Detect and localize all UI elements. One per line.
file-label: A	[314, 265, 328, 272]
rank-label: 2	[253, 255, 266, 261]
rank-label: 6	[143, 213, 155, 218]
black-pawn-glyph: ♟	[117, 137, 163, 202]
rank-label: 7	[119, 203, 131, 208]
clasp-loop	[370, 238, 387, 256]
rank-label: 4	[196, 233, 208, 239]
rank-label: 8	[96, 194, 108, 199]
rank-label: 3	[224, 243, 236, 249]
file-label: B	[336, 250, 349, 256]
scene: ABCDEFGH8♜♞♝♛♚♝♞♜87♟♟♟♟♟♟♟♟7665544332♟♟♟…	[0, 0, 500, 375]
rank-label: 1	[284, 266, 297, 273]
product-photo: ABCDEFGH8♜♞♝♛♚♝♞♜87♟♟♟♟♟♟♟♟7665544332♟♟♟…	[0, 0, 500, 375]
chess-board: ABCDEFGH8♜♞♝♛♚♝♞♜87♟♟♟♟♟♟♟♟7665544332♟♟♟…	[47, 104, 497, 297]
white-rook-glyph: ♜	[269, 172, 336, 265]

THE REQUEST
Return every line of the data above verbatim, keeping the original order.

EXPECTED ANSWER
Detect and localize all UI elements. One per line.
file-label: A	[314, 265, 328, 272]
rank-label: 2	[253, 255, 266, 261]
rank-label: 6	[143, 213, 155, 218]
black-pawn-glyph: ♟	[117, 137, 163, 202]
rank-label: 7	[119, 203, 131, 208]
clasp-loop	[370, 238, 387, 256]
rank-label: 4	[196, 233, 208, 239]
rank-label: 8	[96, 194, 108, 199]
rank-label: 3	[224, 243, 236, 249]
file-label: B	[336, 250, 349, 256]
scene: ABCDEFGH8♜♞♝♛♚♝♞♜87♟♟♟♟♟♟♟♟7665544332♟♟♟…	[0, 0, 500, 375]
rank-label: 1	[284, 266, 297, 273]
product-photo: ABCDEFGH8♜♞♝♛♚♝♞♜87♟♟♟♟♟♟♟♟7665544332♟♟♟…	[0, 0, 500, 375]
chess-board: ABCDEFGH8♜♞♝♛♚♝♞♜87♟♟♟♟♟♟♟♟7665544332♟♟♟…	[47, 104, 497, 297]
white-rook-glyph: ♜	[269, 172, 336, 265]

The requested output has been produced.